Keep only the lines that hold the string "convergencia", filtering out the rest of the entries below.

-- START OF Provided information --

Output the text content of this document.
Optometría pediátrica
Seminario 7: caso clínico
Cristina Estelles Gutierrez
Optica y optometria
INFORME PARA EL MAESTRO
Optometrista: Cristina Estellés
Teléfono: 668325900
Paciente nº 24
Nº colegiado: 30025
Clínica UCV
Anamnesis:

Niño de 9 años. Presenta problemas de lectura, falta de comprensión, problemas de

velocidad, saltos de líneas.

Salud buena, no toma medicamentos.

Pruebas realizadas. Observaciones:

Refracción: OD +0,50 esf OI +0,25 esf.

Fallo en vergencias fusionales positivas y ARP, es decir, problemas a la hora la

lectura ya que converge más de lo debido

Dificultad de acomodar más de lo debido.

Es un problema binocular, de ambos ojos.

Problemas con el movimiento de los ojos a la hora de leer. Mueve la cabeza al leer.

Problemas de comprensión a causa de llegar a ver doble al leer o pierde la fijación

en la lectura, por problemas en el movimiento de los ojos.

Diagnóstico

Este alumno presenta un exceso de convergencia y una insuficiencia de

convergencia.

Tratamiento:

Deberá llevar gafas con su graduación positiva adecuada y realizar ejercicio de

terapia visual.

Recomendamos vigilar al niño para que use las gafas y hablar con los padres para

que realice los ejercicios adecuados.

-- END OF Provided information --

• **The completed task**
Este alumno presenta un exceso de convergencia y una insuficiencia de
convergencia.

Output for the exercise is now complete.